*MATERIAL FOR THIS EXERCISE*
--

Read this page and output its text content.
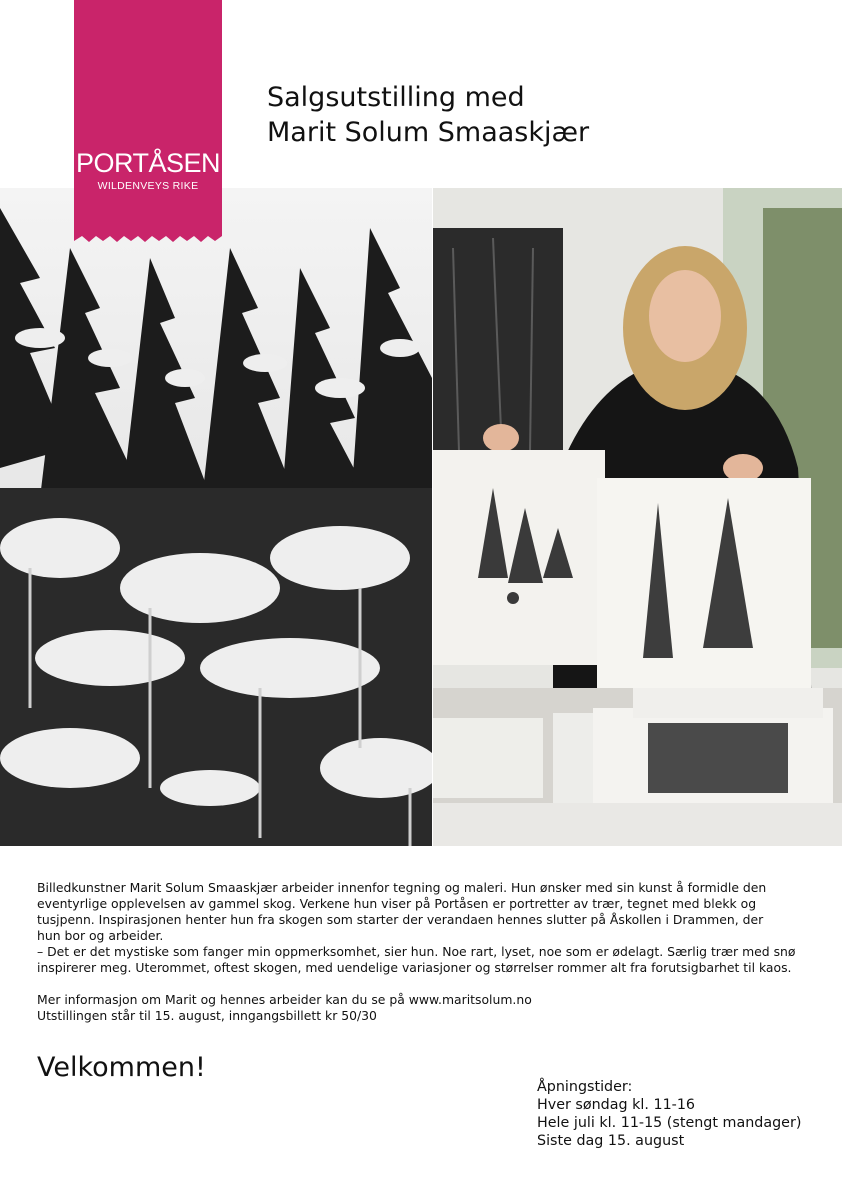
Salgsutstilling med
Marit Solum Smaaskjær
PORTÅSEN
WILDENVEYS RIKE

Billedkunstner Marit Solum Smaaskjær arbeider innenfor tegning og maleri. Hun ønsker med sin kunst å formidle den

eventyrlige opplevelsen av gammel skog. Verkene hun viser på Portåsen er portretter av trær, tegnet med blekk og

tusjpenn. Inspirasjonen henter hun fra skogen som starter der verandaen hennes slutter på Åskollen i Drammen, der

hun bor og arbeider.

– Det er det mystiske som fanger min oppmerksomhet, sier hun. Noe rart, lyset, noe som er ødelagt. Særlig trær med snø

inspirerer meg. Uterommet, oftest skogen, med uendelige variasjoner og størrelser rommer alt fra forutsigbarhet til kaos.

Mer informasjon om Marit og hennes arbeider kan du se på www.maritsolum.no

Utstillingen står til 15. august, inngangsbillett kr 50/30

Velkommen!
Åpningstider:
Hver søndag kl. 11-16
Hele juli kl. 11-15 (stengt mandager)
Siste dag 15. august
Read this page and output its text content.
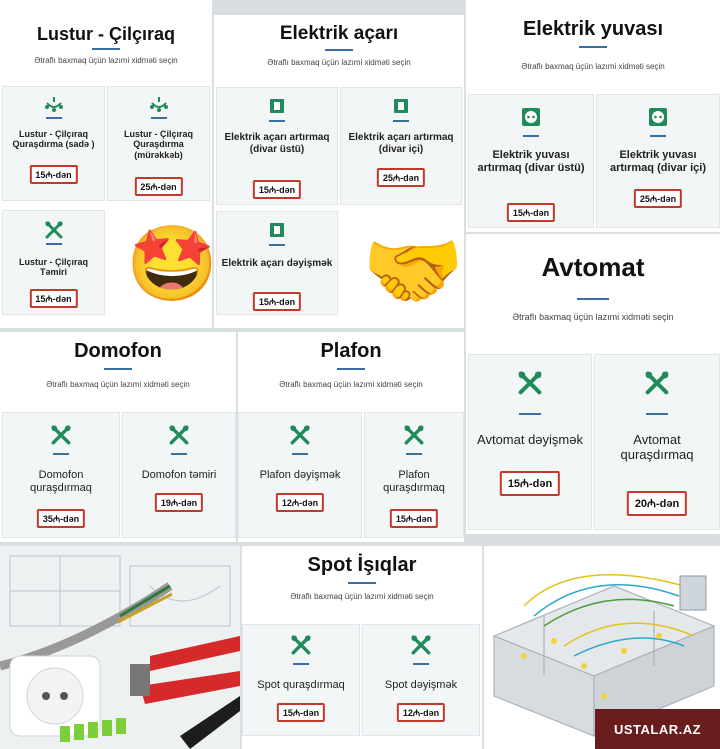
Lustur - Çilçıraq
Ətraflı baxmaq üçün lazımi xidməti seçin
Lustur - Çilçıraq Quraşdırma (sadə )
15₼-dən
Lustur - Çilçıraq Quraşdırma (mürəkkəb)
25₼-dən
Lustur - Çilçıraq Təmiri
15₼-dən
Elektrik açarı
Ətraflı baxmaq üçün lazımi xidməti seçin
Elektrik açarı artırmaq (divar üstü)
15₼-dən
Elektrik açarı artırmaq (divar içi)
25₼-dən
Elektrik açarı dəyişmək
15₼-dən
🤩 🤝
Elektrik yuvası
Ətraflı baxmaq üçün lazımi xidməti seçin
Elektrik yuvası artırmaq (divar üstü)
15₼-dən
Elektrik yuvası artırmaq (divar içi)
25₼-dən
Avtomat
Ətraflı baxmaq üçün lazımi xidməti seçin
Avtomat dəyişmək
15₼-dən
Avtomat quraşdırmaq
20₼-dən
Domofon
Ətraflı baxmaq üçün lazımi xidməti seçin
Domofon quraşdırmaq
35₼-dən
Domofon təmiri
19₼-dən
Plafon
Ətraflı baxmaq üçün lazımi xidməti seçin
Plafon dəyişmək
12₼-dən
Plafon quraşdırmaq
15₼-dən
Spot İşıqlar
Ətraflı baxmaq üçün lazımi xidməti seçin
Spot quraşdırmaq
15₼-dən
Spot dəyişmək
12₼-dən
USTALAR.AZ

--

*DIRECTIONS FOR THIS TASK*
Give all the entries again exactly, dropping each picture.

*SOLUTION FOR THIS EXERCISE*
Read this page and output its text content.
Salgsutstilling med
Marit Solum Smaaskjær
PORTÅSEN
WILDENVEYS RIKE

Billedkunstner Marit Solum Smaaskjær arbeider innenfor tegning og maleri. Hun ønsker med sin kunst å formidle den

eventyrlige opplevelsen av gammel skog. Verkene hun viser på Portåsen er portretter av trær, tegnet med blekk og

tusjpenn. Inspirasjonen henter hun fra skogen som starter der verandaen hennes slutter på Åskollen i Drammen, der

hun bor og arbeider.

– Det er det mystiske som fanger min oppmerksomhet, sier hun. Noe rart, lyset, noe som er ødelagt. Særlig trær med snø

inspirerer meg. Uterommet, oftest skogen, med uendelige variasjoner og størrelser rommer alt fra forutsigbarhet til kaos.

Mer informasjon om Marit og hennes arbeider kan du se på www.maritsolum.no

Utstillingen står til 15. august, inngangsbillett kr 50/30

Velkommen!
Åpningstider:
Hver søndag kl. 11-16
Hele juli kl. 11-15 (stengt mandager)
Siste dag 15. august
Read this page and output its text content.
Lustur - Çilçıraq
Ətraflı baxmaq üçün lazımi xidməti seçin
Lustur - Çilçıraq Quraşdırma (sadə )
15₼-dən
Lustur - Çilçıraq Quraşdırma (mürəkkəb)
25₼-dən
Lustur - Çilçıraq Təmiri
15₼-dən
Elektrik açarı
Ətraflı baxmaq üçün lazımi xidməti seçin
Elektrik açarı artırmaq (divar üstü)
15₼-dən
Elektrik açarı artırmaq (divar içi)
25₼-dən
Elektrik açarı dəyişmək
15₼-dən
🤩 🤝
Elektrik yuvası
Ətraflı baxmaq üçün lazımi xidməti seçin
Elektrik yuvası artırmaq (divar üstü)
15₼-dən
Elektrik yuvası artırmaq (divar içi)
25₼-dən
Avtomat
Ətraflı baxmaq üçün lazımi xidməti seçin
Avtomat dəyişmək
15₼-dən
Avtomat quraşdırmaq
20₼-dən
Domofon
Ətraflı baxmaq üçün lazımi xidməti seçin
Domofon quraşdırmaq
35₼-dən
Domofon təmiri
19₼-dən
Plafon
Ətraflı baxmaq üçün lazımi xidməti seçin
Plafon dəyişmək
12₼-dən
Plafon quraşdırmaq
15₼-dən
Spot İşıqlar
Ətraflı baxmaq üçün lazımi xidməti seçin
Spot quraşdırmaq
15₼-dən
Spot dəyişmək
12₼-dən
USTALAR.AZ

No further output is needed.